Exercise >>
Every record below is to be retyped exactly.

Rows >>
========================================

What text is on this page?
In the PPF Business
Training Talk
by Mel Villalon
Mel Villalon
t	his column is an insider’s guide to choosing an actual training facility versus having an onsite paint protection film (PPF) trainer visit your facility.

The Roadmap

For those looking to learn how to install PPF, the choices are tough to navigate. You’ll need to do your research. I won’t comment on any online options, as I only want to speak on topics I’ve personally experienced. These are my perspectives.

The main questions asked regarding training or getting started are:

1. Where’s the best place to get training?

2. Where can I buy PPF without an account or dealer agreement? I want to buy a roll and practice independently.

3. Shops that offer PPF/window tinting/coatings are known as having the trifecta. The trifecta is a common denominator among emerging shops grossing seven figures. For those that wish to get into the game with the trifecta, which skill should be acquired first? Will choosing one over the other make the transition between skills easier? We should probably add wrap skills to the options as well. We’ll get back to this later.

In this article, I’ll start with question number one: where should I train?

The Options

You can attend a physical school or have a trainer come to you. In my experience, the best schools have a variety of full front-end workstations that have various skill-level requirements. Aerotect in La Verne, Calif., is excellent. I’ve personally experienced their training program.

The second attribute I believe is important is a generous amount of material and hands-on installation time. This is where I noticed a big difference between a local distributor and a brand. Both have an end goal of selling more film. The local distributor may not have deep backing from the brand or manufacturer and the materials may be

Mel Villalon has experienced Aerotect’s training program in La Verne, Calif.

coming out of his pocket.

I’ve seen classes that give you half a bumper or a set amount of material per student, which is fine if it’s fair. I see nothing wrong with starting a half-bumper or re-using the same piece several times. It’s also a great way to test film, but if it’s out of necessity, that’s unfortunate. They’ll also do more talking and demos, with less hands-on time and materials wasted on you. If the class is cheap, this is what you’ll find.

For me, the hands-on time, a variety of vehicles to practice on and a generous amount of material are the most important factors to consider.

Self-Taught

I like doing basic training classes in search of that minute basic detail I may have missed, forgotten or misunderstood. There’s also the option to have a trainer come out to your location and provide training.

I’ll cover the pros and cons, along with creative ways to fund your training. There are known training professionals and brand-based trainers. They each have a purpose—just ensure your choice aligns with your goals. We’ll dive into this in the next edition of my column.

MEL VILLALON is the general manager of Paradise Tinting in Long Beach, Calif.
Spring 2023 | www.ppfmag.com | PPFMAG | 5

========================================

Worked answer >>
What text is on this page?
In the PPF Business
Training Talk
by Mel Villalon
Mel Villalon
t	his column is an insider’s guide to choosing an actual training facility versus having an onsite paint protection film (PPF) trainer visit your facility.

The Roadmap

For those looking to learn how to install PPF, the choices are tough to navigate. You’ll need to do your research. I won’t comment on any online options, as I only want to speak on topics I’ve personally experienced. These are my perspectives.

The main questions asked regarding training or getting started are:

1. Where’s the best place to get training?

2. Where can I buy PPF without an account or dealer agreement? I want to buy a roll and practice independently.

3. Shops that offer PPF/window tinting/coatings are known as having the trifecta. The trifecta is a common denominator among emerging shops grossing seven figures. For those that wish to get into the game with the trifecta, which skill should be acquired first? Will choosing one over the other make the transition between skills easier? We should probably add wrap skills to the options as well. We’ll get back to this later.

In this article, I’ll start with question number one: where should I train?

The Options

You can attend a physical school or have a trainer come to you. In my experience, the best schools have a variety of full front-end workstations that have various skill-level requirements. Aerotect in La Verne, Calif., is excellent. I’ve personally experienced their training program.

The second attribute I believe is important is a generous amount of material and hands-on installation time. This is where I noticed a big difference between a local distributor and a brand. Both have an end goal of selling more film. The local distributor may not have deep backing from the brand or manufacturer and the materials may be

Mel Villalon has experienced Aerotect’s training program in La Verne, Calif.

coming out of his pocket.

I’ve seen classes that give you half a bumper or a set amount of material per student, which is fine if it’s fair. I see nothing wrong with starting a half-bumper or re-using the same piece several times. It’s also a great way to test film, but if it’s out of necessity, that’s unfortunate. They’ll also do more talking and demos, with less hands-on time and materials wasted on you. If the class is cheap, this is what you’ll find.

For me, the hands-on time, a variety of vehicles to practice on and a generous amount of material are the most important factors to consider.

Self-Taught

I like doing basic training classes in search of that minute basic detail I may have missed, forgotten or misunderstood. There’s also the option to have a trainer come out to your location and provide training.

I’ll cover the pros and cons, along with creative ways to fund your training. There are known training professionals and brand-based trainers. They each have a purpose—just ensure your choice aligns with your goals. We’ll dive into this in the next edition of my column.

MEL VILLALON is the general manager of Paradise Tinting in Long Beach, Calif.
Spring 2023 | www.ppfmag.com | PPFMAG | 5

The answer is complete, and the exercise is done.